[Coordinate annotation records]

· · ·

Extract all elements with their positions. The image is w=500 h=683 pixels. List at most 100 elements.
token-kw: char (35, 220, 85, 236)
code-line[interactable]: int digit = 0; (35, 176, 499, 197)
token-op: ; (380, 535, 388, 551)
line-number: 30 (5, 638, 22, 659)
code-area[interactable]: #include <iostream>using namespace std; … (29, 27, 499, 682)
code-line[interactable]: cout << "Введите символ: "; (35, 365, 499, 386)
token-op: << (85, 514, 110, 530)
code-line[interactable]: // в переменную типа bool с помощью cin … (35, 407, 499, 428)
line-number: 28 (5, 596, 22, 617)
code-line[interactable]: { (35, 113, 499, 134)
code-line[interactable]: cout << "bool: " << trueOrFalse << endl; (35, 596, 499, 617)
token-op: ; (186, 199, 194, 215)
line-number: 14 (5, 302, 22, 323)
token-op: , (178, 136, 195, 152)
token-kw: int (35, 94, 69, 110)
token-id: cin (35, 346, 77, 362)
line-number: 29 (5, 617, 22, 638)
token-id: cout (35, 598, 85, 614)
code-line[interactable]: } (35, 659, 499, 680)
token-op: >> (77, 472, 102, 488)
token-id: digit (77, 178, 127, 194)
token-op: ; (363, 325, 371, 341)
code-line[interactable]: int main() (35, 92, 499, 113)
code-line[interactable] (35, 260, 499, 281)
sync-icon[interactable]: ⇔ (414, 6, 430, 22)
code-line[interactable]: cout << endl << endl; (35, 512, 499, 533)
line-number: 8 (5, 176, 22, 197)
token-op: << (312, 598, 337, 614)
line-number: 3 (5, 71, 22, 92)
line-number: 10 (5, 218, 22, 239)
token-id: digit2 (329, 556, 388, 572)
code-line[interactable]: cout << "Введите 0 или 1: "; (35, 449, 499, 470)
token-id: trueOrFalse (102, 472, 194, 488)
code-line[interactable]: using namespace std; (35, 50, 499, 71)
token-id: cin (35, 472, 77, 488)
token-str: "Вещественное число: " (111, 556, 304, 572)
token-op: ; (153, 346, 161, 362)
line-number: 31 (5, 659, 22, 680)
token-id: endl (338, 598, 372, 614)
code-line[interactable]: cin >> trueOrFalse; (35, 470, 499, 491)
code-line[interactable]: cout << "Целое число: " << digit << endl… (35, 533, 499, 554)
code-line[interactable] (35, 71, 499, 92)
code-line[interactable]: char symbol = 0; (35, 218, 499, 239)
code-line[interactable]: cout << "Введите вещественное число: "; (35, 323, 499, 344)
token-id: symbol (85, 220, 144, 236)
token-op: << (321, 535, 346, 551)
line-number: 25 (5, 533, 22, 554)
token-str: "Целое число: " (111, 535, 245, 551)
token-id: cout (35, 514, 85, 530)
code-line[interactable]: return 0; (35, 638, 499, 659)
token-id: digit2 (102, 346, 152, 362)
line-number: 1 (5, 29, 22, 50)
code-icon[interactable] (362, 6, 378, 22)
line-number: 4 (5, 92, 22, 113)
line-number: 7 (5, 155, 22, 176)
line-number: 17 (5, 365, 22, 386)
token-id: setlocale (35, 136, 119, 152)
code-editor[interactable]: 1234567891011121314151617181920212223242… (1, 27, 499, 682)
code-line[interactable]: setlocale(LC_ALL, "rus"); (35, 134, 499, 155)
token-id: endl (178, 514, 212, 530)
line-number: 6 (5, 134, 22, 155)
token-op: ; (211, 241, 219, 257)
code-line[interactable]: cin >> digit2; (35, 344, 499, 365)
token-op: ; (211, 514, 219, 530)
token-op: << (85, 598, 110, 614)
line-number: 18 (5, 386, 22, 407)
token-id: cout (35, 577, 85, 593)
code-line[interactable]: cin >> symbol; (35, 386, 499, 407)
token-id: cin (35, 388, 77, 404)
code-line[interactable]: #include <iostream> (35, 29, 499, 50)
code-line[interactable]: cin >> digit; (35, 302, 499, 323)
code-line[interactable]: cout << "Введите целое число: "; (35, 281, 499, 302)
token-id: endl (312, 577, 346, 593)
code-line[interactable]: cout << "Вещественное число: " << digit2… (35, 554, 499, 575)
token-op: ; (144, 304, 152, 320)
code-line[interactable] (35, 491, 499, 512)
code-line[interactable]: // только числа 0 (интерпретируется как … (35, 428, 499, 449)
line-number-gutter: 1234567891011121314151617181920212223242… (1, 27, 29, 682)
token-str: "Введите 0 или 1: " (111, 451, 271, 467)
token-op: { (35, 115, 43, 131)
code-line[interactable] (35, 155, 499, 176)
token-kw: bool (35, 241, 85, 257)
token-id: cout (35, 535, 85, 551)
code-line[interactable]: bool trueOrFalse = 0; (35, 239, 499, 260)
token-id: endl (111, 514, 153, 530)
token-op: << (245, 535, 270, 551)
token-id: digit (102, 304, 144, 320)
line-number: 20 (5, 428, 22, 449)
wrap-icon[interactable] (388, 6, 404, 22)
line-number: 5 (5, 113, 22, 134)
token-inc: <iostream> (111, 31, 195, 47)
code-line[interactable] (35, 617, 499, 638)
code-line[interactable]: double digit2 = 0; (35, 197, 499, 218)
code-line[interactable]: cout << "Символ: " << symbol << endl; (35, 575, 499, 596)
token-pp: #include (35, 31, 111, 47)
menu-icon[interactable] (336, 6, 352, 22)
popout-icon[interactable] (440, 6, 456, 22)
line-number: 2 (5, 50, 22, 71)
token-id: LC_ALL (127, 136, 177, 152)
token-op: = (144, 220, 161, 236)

· · ·

Task to carry out :: Copy the rows from the first one through the one containing "596, 499, 617)", both included. Reproduce each line character for character.

The solution ::
Extract all elements with their positions. The image is w=500 h=683 pixels. List at most 100 elements.
token-kw: char (35, 220, 85, 236)
code-line[interactable]: int digit = 0; (35, 176, 499, 197)
token-op: ; (380, 535, 388, 551)
line-number: 30 (5, 638, 22, 659)
code-area[interactable]: #include <iostream>using namespace std; … (29, 27, 499, 682)
code-line[interactable]: cout << "Введите символ: "; (35, 365, 499, 386)
token-op: << (85, 514, 110, 530)
code-line[interactable]: // в переменную типа bool с помощью cin … (35, 407, 499, 428)
line-number: 28 (5, 596, 22, 617)
code-line[interactable]: { (35, 113, 499, 134)
code-line[interactable]: cout << "bool: " << trueOrFalse << endl; (35, 596, 499, 617)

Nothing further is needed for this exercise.